§ Request:
Track down every line below that holds "Taylor" and copy it.

┌─ Source data

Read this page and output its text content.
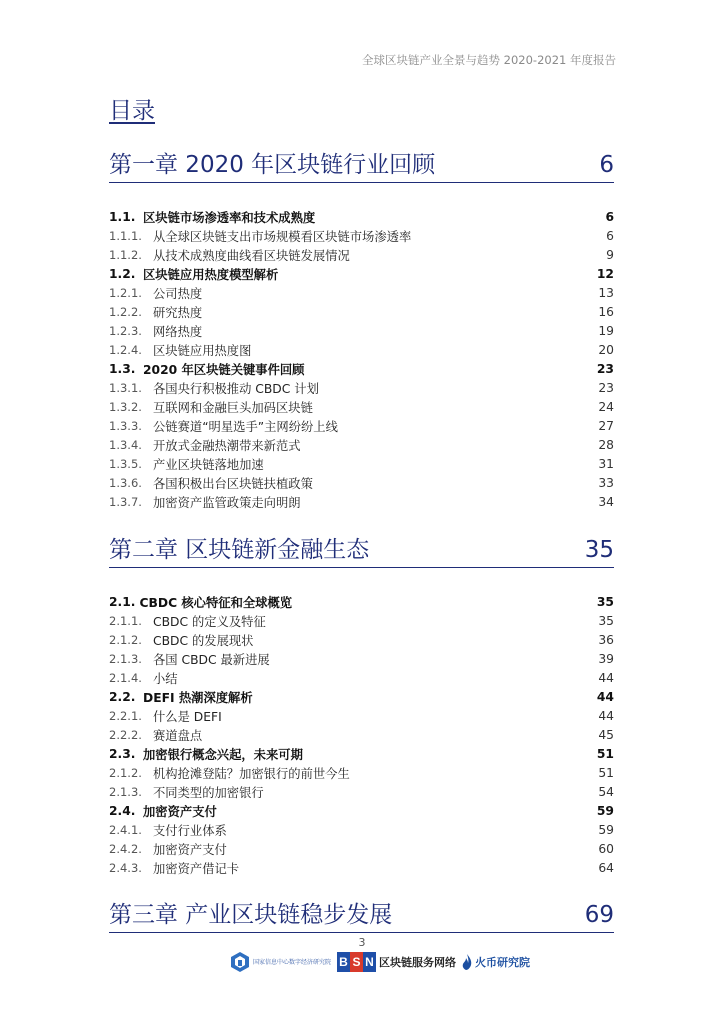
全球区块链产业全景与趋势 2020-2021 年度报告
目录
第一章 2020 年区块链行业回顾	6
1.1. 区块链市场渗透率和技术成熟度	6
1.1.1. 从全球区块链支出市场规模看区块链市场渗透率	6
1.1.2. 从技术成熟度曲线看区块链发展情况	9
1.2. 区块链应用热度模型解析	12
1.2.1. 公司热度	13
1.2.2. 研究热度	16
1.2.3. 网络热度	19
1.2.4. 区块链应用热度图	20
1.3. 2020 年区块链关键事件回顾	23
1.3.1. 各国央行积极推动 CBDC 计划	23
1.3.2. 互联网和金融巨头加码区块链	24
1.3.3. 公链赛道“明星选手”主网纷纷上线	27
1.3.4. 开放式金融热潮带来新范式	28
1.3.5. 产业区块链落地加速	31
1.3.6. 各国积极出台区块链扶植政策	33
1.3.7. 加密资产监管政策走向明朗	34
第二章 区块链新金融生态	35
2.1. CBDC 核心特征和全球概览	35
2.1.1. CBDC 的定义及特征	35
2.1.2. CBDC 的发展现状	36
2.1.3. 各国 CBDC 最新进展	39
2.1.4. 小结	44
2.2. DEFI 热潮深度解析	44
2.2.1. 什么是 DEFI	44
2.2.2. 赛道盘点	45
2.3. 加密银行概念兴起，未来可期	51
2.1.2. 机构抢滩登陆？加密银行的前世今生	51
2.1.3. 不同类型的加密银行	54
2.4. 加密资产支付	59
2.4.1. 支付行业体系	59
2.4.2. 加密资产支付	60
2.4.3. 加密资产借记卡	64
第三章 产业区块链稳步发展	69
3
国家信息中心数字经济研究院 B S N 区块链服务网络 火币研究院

└─
┌─ Source data

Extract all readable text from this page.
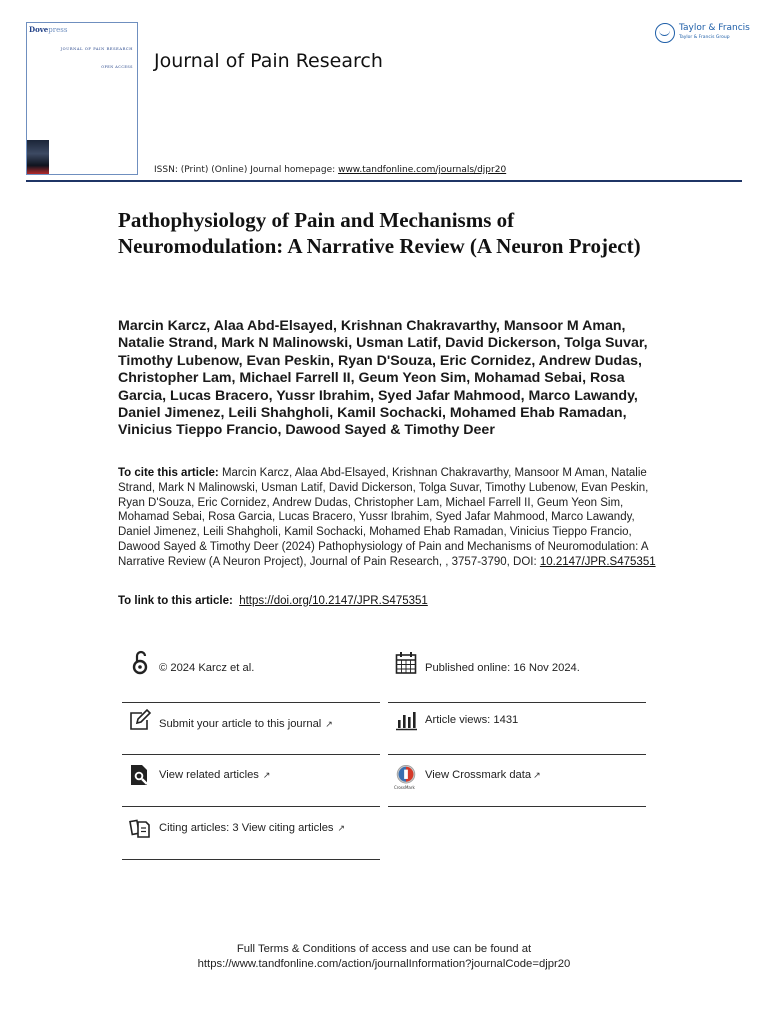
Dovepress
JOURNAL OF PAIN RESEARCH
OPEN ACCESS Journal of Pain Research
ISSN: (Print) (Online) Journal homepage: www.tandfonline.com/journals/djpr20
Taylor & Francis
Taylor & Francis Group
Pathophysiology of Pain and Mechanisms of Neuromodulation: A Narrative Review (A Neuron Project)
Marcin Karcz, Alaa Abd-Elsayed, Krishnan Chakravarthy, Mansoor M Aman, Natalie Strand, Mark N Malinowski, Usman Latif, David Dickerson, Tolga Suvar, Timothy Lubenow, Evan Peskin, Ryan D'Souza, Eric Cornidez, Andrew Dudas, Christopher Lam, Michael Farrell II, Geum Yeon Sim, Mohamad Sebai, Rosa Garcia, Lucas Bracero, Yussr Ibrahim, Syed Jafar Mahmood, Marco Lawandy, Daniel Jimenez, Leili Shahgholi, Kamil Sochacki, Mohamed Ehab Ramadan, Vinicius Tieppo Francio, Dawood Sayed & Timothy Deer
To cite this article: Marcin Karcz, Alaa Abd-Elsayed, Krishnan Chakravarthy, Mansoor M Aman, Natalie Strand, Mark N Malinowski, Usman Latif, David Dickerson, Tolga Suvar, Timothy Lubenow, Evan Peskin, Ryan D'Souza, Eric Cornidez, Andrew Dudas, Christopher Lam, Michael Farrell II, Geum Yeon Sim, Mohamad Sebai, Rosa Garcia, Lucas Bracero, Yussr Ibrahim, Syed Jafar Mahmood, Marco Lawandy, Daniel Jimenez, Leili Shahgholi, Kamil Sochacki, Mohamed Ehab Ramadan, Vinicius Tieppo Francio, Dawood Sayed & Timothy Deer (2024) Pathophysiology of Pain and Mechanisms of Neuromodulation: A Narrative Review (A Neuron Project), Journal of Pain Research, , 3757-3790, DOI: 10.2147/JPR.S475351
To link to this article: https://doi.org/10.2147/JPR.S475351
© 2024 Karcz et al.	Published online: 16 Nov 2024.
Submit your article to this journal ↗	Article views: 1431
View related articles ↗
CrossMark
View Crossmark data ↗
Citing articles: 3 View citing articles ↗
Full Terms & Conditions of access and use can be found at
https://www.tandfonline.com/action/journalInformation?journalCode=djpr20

└─

§ Answer for the task:
Taylor & Francis
Taylor & Francis Group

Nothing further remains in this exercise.